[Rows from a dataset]
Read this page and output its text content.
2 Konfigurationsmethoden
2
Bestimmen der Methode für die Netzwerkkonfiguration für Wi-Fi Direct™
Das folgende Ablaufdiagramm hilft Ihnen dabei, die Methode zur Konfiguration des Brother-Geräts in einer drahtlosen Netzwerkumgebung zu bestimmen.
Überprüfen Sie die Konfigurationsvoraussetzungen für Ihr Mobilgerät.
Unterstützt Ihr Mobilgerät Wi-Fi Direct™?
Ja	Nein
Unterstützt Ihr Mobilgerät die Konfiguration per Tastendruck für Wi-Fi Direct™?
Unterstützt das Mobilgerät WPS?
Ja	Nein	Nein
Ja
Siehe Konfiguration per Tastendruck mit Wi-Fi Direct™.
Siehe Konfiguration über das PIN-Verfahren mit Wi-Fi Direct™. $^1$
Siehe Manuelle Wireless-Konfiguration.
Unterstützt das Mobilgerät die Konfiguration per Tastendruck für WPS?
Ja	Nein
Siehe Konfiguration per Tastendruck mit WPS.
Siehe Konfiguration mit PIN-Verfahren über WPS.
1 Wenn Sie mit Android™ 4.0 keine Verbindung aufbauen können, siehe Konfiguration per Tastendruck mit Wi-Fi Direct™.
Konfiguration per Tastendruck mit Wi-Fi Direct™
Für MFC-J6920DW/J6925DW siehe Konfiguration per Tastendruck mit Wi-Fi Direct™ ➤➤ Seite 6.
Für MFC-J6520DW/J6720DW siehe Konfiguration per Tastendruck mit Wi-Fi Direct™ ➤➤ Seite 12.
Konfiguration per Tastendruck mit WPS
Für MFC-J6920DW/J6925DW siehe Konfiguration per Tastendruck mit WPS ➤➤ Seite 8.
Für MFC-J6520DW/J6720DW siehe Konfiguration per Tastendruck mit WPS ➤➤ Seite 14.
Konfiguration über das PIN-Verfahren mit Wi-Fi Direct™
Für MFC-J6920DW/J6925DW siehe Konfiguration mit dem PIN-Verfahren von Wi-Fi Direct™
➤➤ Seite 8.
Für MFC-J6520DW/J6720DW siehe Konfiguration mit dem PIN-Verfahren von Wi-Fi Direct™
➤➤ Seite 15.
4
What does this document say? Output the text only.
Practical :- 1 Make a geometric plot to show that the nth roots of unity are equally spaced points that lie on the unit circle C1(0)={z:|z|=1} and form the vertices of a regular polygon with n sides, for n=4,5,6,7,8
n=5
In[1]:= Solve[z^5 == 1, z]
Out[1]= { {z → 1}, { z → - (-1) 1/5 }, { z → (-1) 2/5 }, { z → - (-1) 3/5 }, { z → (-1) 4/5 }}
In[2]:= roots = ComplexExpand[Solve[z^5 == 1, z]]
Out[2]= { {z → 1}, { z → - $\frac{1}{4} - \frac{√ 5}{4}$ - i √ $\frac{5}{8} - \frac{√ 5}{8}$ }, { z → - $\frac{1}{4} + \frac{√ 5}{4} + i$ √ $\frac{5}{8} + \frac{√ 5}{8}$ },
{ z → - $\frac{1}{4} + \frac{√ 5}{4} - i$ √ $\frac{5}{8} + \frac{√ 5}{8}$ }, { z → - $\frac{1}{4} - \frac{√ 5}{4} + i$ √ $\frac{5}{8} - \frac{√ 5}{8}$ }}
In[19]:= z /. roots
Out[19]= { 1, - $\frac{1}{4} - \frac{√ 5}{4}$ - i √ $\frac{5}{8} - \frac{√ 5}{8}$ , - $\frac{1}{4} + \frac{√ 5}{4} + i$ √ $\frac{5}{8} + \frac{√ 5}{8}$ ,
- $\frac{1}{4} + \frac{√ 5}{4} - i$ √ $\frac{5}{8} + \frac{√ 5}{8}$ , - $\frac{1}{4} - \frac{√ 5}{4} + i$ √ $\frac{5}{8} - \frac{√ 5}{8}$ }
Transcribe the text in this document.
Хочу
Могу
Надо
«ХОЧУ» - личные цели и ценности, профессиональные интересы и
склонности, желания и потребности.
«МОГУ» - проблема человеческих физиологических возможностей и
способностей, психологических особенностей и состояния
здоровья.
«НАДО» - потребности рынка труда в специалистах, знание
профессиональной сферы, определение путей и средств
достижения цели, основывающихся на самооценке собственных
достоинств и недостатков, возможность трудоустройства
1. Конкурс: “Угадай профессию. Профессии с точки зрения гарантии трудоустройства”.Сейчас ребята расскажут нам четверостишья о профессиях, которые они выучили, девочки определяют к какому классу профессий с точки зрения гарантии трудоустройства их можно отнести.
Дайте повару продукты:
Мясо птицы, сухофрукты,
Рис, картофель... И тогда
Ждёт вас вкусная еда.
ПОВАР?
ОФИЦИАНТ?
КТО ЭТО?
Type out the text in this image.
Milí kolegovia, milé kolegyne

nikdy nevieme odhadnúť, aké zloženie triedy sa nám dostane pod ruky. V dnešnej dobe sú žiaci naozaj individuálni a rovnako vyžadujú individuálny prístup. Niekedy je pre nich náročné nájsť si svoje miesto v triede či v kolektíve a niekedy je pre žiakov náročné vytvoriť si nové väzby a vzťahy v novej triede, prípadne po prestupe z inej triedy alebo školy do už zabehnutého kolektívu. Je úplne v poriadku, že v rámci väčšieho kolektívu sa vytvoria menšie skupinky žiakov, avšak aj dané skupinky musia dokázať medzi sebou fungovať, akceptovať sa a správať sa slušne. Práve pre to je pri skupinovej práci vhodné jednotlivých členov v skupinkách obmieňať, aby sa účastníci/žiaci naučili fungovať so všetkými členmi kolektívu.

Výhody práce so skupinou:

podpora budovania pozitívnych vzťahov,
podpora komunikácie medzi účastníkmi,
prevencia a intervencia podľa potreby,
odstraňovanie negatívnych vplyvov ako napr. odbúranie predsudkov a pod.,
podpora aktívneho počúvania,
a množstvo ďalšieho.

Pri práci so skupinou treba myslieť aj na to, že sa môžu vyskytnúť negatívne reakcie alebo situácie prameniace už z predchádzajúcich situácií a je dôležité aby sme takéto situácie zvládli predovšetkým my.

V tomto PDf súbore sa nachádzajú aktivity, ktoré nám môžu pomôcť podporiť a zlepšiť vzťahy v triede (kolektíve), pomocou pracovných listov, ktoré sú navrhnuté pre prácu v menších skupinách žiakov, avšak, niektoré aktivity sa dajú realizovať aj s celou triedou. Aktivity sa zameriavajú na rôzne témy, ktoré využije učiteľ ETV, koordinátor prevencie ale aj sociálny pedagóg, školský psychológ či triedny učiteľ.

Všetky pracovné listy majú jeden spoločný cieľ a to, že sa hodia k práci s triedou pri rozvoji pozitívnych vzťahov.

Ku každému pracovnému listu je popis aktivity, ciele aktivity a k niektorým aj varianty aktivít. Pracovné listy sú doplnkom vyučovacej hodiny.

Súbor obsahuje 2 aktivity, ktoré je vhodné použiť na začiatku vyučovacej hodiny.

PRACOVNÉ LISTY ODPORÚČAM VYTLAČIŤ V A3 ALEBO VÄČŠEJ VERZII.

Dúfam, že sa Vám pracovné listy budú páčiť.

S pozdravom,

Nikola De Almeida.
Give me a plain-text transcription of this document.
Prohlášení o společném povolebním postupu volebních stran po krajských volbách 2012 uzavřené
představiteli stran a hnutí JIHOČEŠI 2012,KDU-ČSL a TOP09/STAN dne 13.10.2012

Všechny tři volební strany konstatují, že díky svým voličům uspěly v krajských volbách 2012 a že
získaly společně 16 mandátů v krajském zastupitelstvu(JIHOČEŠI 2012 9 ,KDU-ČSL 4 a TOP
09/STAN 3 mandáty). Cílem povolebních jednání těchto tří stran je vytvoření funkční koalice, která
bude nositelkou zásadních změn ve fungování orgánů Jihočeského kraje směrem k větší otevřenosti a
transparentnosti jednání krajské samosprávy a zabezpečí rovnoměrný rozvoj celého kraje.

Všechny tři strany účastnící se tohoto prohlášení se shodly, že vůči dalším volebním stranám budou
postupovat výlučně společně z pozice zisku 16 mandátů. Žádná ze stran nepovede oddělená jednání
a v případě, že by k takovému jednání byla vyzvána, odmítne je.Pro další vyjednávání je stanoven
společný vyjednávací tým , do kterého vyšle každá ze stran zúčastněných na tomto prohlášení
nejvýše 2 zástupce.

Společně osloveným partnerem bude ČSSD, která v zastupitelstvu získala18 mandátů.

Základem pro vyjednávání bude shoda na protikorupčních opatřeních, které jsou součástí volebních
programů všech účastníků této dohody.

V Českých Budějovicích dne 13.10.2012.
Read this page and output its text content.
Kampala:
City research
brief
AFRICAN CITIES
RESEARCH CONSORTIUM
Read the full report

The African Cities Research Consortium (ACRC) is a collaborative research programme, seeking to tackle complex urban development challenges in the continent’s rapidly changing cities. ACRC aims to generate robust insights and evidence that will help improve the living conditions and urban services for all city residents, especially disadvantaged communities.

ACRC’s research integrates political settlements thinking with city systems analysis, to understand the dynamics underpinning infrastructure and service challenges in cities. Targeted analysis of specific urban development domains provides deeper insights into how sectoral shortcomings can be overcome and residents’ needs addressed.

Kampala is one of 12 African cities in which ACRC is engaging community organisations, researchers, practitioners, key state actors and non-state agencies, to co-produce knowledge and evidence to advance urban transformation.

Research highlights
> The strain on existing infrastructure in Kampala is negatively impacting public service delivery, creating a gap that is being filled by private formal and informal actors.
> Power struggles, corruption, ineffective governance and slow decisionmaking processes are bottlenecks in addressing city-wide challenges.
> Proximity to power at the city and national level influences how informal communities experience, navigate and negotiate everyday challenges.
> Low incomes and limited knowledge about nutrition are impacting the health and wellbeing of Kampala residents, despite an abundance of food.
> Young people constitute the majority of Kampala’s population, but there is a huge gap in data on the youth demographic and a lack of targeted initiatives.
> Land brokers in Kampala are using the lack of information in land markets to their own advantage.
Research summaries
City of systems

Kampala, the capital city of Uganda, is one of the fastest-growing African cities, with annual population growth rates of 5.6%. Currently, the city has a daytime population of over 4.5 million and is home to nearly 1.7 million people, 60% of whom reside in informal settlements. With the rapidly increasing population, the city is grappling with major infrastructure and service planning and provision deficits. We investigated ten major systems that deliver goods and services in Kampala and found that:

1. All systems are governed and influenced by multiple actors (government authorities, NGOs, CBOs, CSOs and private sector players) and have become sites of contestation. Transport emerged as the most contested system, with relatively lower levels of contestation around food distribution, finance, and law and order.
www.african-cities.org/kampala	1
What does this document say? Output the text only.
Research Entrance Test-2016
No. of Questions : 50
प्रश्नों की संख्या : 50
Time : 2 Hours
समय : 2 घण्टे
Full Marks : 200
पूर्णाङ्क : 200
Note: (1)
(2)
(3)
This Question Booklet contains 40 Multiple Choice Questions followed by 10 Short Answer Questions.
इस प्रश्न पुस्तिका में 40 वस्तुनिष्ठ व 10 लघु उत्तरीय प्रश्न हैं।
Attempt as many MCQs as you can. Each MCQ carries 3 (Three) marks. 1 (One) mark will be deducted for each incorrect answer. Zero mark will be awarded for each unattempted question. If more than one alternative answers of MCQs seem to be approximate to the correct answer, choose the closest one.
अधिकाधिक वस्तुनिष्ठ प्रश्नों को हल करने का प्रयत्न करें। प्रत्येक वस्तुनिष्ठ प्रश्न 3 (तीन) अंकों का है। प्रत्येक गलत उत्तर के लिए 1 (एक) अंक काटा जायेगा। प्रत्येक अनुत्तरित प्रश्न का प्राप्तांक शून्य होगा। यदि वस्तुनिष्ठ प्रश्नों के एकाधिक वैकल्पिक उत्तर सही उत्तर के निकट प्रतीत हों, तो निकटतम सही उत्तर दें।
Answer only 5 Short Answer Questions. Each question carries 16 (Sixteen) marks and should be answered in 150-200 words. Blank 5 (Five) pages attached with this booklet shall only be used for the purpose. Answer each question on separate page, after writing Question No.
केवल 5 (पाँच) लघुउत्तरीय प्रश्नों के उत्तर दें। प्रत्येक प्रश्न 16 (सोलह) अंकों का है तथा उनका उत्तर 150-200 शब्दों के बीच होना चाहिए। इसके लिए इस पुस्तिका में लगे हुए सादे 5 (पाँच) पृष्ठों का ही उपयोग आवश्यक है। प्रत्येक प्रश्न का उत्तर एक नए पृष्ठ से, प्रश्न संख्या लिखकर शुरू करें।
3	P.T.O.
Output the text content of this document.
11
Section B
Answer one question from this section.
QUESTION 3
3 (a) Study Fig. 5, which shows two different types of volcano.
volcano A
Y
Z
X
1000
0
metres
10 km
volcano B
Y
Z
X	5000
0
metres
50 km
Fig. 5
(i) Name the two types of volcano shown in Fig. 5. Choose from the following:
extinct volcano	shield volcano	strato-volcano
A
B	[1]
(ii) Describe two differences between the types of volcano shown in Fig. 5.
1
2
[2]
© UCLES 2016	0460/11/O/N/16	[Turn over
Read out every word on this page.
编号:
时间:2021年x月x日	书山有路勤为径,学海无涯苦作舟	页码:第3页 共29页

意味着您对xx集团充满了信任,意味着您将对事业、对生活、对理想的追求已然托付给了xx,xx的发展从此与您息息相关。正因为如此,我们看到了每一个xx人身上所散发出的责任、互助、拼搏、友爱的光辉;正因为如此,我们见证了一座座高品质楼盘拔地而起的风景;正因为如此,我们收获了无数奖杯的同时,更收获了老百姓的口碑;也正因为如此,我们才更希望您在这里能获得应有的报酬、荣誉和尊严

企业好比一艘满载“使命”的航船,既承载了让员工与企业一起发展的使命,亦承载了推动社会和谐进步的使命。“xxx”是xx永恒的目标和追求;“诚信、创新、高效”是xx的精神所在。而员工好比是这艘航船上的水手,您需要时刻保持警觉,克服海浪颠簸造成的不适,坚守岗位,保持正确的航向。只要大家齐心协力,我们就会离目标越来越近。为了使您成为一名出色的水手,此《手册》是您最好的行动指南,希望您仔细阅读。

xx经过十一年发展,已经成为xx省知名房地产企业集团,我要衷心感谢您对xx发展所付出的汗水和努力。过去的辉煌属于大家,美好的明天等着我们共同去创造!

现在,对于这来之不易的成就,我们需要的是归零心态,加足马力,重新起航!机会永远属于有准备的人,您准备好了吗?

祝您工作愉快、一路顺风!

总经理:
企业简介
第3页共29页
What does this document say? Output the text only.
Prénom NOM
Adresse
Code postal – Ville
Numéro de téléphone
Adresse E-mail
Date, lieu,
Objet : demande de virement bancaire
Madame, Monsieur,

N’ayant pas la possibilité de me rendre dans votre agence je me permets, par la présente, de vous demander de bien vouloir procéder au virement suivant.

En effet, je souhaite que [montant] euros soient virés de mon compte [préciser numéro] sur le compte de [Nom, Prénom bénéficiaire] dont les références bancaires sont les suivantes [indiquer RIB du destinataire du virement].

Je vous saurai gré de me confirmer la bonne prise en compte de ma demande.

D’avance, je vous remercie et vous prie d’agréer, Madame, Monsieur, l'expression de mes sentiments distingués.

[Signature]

DIRECTION ▸
Each line of the data that includes the word "Mobilgerät" counts once; report the total and nothing more.

RESULT FOR THIS TASK ▸
5